_SOURCE TEXT_:
________________________

Single by CNBLUE

from the album Blueming
- Released: April 4, 2016
- Recorded: 2015–16
- Genre: Pop rock
- Length: 3:52
- Label: FNC Entertainment
- Songwriter: Jung Yong-hwa

CNBLUE singles chronology
| "Supernova" (2015) | "You're So Fine" (2016) | "Puzzle" (2016) |

= You're So Fine (CNBLUE song) =

"You're So Fine" is a song by South Korean pop rock band CNBLUE. It is the lead single to the band's sixth EP Blueming and was released on April 4, 2016.

==Composition==
"You're So Fine" is an "upbeat" pop rock track. The song was written and composed by vocalist Jung Yong-hwa, and is composed in the key of A♭ major using common time with a tempo of 118 beats per minute. Jung began working on the song while conceiving "Cinderella"; the song lyrics were written in 2016. In crafting the lyrics, Jung paid special attention to detail in order to capture "the warm feeling of brass" in order to portray his personality. He was inspired by the title of a news article which read "Was she this pretty?" to write the song. He felt that it "sounded very nice" when he sang the phrase, which emitted a "warm feeling".

________________________

_RECORDED DATA_:

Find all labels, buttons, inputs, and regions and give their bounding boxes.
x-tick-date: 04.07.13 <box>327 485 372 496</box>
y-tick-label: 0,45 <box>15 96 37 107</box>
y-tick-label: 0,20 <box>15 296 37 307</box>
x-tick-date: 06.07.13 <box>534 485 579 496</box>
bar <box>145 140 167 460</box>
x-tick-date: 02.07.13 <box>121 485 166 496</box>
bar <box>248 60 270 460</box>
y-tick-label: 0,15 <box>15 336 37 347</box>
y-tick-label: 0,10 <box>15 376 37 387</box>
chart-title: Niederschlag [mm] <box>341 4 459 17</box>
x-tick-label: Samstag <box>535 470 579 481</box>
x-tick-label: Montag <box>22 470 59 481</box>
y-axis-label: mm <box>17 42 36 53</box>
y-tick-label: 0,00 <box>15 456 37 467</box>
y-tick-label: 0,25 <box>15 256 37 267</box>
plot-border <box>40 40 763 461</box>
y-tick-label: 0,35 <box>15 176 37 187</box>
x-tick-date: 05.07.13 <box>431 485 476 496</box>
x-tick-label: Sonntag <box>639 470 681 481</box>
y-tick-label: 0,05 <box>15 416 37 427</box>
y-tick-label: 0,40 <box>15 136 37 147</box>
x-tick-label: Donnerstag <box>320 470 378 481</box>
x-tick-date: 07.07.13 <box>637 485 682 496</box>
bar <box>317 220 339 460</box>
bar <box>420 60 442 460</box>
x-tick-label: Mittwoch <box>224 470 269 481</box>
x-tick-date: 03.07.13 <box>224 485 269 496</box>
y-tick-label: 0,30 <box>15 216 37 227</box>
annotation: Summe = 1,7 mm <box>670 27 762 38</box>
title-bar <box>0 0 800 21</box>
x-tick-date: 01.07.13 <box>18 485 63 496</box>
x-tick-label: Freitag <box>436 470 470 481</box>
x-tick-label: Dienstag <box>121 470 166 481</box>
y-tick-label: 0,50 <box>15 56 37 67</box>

________________________

_EXERCISE SET_:
- a) In the article about the CNBLUE song "You're So Fine," what tempo is the song composed at?
- b) Write a continuation of the article about the CNBLUE song "You're So Fine," picking up after its final sentence.
The entries are separate from the article about the song "You're So Fine" and have no connection to it.

_REPLIES_:
- a) 118 beats per minute.

- b)
==Release and promotion==
"You're So Fine" was simultaneously released alongside Blueming on April 4, 2016. CNBLUE began promoting the song on three days later on Mnet's music chart show M Countdown, followed by subsequent comeback performances on Korean Broadcasting System's (KBS) Music Bank, Munhwa Broadcasting Corporation's (MBC) Show! Music Core, Seoul Broadcasting System's (SBS) Inkigayo, SBS MTV's The Show, and MBC Music's Show Champion. On April 12, "You're So Fine" earned its first music show win on The Show. It was followed by back-to-back wins on Show Champion, M Countdown, and Music Bank on the subsequent days. It went on to earn second consecutive wins on both The Show and Music Bank, earning a total of six music show wins. CNBLUE also performed the song during the Show! Music Core special 2016 Incheon Sky Festival.

==Music video==
Two music video teasers were released on March 31 and April 3, respectively. The full music video was released on the following day. Produced by Surplus X Production and directed by Lee HJ, it stars CNBLUE and actress Jung Hye-sung.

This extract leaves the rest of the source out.